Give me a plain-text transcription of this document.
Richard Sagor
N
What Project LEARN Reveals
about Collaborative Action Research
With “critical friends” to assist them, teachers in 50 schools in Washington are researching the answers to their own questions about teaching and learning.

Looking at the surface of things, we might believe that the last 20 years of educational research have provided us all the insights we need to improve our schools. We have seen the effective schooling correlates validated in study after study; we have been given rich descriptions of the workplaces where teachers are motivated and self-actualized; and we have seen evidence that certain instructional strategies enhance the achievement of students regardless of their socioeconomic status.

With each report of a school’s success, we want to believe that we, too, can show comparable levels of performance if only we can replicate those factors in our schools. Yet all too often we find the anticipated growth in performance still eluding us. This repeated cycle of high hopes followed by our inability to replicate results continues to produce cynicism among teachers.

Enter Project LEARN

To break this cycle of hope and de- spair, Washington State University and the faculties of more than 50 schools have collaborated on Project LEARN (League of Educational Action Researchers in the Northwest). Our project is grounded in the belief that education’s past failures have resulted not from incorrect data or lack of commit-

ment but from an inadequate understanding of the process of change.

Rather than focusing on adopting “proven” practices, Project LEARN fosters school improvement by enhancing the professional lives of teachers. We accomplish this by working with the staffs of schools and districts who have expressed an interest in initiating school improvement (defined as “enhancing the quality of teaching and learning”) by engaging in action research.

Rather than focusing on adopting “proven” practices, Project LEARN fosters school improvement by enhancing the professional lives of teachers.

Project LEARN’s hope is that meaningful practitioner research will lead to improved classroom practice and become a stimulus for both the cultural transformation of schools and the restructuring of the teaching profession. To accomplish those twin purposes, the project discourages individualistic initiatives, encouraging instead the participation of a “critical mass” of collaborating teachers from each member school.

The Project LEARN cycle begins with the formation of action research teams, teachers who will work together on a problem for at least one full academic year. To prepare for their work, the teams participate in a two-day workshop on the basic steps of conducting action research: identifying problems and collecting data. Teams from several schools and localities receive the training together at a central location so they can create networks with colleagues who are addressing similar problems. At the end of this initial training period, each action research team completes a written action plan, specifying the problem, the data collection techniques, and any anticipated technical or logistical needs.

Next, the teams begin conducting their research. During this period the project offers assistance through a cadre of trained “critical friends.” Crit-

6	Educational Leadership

::::

• GIVEN TASK
Look above for lines with the word "friends" and copy them all.

• CORRECT RESULT
With “critical friends” to assist them, teachers in 50 schools in Washington are researching the answers to their own questions about teaching and learning.
Next, the teams begin conducting their research. During this period the project offers assistance through a cadre of trained “critical friends.” Crit-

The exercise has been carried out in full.